┌─ DATASET CONTENT

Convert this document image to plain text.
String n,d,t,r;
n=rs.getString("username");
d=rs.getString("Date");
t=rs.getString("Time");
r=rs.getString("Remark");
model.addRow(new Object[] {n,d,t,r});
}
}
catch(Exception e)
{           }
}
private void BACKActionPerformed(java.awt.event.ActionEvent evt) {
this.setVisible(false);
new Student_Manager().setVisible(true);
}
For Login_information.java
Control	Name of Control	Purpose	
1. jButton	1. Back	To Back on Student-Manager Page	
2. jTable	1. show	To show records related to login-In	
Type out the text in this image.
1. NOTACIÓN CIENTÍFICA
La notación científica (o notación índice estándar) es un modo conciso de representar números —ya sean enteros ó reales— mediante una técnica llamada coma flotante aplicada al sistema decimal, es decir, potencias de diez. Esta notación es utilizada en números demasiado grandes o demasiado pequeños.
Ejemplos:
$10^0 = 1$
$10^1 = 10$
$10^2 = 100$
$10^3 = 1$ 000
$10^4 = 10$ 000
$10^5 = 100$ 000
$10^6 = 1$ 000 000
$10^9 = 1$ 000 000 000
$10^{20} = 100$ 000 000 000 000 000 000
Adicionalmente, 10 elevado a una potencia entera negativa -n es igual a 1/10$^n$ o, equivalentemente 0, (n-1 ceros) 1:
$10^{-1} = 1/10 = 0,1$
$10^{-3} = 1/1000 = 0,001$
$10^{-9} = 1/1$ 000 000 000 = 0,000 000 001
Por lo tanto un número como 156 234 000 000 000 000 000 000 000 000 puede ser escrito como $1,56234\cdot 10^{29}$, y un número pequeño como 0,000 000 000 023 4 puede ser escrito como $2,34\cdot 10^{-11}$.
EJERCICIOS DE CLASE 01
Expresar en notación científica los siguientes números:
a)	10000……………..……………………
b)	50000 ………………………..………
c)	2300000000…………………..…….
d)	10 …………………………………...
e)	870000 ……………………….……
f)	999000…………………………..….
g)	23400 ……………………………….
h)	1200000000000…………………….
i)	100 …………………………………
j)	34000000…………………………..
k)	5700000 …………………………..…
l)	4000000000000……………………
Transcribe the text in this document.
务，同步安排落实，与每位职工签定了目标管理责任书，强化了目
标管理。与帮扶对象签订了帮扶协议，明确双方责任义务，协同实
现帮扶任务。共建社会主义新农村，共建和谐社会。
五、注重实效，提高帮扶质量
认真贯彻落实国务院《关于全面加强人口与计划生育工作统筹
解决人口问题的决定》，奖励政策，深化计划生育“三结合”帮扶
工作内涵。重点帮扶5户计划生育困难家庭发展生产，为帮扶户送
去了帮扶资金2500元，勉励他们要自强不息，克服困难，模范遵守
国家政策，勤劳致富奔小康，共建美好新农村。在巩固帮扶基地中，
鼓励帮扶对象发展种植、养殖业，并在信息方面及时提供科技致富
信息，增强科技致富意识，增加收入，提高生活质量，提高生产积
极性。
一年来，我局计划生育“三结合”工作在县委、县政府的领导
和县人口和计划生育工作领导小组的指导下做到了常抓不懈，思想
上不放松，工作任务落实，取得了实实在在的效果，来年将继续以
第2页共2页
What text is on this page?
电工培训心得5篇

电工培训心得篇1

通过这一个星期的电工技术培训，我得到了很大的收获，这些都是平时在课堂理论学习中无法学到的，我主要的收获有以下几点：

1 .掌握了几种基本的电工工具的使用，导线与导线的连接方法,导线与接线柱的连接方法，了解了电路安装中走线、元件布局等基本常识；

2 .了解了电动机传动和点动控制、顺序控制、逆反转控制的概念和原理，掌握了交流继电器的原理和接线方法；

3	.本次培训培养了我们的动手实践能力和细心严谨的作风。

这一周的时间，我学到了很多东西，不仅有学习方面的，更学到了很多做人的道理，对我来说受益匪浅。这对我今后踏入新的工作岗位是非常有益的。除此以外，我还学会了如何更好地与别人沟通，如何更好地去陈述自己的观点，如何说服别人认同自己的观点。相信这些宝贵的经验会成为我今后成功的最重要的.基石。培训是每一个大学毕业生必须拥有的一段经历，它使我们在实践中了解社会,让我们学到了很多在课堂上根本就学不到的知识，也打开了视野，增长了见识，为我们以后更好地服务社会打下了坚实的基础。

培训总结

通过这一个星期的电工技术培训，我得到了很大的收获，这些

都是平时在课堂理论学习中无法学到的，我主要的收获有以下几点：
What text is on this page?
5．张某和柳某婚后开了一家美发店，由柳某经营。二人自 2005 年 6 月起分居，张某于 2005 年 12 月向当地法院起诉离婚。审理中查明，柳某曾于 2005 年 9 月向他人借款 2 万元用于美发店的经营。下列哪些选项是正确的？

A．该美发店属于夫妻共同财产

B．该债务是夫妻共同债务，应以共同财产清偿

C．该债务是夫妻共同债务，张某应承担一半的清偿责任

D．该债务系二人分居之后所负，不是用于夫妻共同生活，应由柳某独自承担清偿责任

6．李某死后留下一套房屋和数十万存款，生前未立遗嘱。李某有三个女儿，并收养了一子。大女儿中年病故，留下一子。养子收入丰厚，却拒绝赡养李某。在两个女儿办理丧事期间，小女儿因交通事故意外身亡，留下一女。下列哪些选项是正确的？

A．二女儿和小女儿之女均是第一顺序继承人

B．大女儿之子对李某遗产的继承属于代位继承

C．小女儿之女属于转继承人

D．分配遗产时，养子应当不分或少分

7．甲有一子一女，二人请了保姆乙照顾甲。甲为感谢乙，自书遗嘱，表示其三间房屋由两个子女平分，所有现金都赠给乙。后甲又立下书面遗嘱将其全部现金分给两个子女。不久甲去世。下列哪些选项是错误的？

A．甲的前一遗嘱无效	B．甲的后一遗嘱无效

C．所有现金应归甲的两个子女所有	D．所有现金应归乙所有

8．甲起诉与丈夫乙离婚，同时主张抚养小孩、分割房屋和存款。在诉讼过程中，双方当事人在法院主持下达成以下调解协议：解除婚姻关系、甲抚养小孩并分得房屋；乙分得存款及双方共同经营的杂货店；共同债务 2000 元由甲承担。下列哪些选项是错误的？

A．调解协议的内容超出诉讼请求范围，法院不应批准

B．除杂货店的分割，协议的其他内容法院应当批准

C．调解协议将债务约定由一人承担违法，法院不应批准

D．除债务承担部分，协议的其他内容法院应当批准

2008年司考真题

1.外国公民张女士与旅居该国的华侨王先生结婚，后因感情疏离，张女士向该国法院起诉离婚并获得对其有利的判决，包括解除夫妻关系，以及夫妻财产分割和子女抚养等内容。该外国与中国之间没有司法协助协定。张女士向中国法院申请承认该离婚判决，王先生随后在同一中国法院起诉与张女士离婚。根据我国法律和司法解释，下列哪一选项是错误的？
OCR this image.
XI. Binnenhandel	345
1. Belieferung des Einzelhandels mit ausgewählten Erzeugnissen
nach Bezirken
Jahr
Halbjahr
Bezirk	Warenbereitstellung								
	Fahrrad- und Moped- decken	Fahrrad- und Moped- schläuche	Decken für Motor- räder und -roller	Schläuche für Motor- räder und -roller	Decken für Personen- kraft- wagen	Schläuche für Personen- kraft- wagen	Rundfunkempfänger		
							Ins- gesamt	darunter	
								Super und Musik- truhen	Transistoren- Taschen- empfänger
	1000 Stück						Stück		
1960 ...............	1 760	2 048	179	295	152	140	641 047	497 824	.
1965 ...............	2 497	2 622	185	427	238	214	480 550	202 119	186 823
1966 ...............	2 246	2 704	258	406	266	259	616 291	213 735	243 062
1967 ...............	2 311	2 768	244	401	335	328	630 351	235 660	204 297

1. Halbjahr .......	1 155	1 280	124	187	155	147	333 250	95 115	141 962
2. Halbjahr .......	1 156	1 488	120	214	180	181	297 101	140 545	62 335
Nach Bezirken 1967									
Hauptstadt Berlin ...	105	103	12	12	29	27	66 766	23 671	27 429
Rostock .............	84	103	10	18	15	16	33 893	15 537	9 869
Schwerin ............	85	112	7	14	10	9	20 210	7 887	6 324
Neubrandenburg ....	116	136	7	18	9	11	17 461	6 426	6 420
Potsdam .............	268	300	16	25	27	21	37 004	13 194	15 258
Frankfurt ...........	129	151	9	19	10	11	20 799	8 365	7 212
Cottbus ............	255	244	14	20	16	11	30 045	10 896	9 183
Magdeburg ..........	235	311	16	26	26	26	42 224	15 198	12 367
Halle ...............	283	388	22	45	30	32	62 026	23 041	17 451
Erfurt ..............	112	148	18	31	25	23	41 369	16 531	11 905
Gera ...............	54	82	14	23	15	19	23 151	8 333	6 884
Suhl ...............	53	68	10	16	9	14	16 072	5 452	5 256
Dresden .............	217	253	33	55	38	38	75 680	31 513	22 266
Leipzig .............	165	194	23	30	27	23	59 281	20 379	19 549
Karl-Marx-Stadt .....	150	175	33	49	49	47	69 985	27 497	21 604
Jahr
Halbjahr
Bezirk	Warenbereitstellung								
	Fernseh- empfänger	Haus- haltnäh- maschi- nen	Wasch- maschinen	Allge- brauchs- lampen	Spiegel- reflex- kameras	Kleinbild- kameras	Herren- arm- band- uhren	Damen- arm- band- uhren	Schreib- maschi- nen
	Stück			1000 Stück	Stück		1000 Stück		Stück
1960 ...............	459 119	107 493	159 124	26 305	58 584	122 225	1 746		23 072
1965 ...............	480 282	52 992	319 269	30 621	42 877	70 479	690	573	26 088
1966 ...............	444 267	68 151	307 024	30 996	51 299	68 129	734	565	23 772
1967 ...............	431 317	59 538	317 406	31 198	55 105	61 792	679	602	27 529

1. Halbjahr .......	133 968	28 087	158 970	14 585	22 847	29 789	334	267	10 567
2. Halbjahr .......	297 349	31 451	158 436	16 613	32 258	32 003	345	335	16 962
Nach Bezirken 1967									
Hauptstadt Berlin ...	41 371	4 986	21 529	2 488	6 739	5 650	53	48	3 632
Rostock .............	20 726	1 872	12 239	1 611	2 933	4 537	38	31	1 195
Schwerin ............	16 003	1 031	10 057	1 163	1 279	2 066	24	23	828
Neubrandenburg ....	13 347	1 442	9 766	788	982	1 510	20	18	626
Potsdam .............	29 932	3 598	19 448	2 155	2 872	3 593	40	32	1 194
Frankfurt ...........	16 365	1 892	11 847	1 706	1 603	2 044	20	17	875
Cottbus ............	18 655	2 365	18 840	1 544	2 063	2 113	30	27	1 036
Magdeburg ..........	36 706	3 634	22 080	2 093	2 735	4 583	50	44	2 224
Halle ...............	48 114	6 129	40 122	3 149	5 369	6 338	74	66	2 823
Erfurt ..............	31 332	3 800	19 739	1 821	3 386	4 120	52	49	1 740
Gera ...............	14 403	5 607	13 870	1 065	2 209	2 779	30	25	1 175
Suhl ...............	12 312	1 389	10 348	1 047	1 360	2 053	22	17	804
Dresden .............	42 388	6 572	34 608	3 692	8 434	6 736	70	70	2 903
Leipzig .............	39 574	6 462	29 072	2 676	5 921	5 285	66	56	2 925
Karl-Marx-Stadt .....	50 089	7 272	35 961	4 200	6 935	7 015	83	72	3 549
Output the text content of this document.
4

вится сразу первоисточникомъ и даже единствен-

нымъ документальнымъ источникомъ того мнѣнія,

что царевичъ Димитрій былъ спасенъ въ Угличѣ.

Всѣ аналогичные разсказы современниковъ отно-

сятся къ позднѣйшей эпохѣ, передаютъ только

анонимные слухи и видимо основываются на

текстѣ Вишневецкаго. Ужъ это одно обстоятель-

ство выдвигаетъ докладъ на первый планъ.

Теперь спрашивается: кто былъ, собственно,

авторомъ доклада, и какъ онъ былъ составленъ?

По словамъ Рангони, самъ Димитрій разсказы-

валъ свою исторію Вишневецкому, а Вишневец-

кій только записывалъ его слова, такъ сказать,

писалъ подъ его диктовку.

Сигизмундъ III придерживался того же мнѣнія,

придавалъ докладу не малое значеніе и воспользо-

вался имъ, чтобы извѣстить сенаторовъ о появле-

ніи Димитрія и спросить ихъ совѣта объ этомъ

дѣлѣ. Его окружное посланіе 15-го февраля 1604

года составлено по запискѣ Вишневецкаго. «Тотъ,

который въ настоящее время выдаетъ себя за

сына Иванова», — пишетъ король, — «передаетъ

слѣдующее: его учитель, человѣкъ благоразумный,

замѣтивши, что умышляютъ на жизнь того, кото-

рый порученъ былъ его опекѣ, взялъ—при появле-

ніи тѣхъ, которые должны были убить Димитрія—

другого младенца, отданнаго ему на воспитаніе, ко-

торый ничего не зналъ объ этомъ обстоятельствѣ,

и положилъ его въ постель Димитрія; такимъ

└─

_PROMPT:_
Look for the word "通过这一个星期的电工技术培训" in every line of the listing and copy the lines that have it.

_EXERCISE ANSWER:_
通过这一个星期的电工技术培训，我得到了很大的收获，这些都是平时在课堂理论学习中无法学到的，我主要的收获有以下几点：
通过这一个星期的电工技术培训，我得到了很大的收获，这些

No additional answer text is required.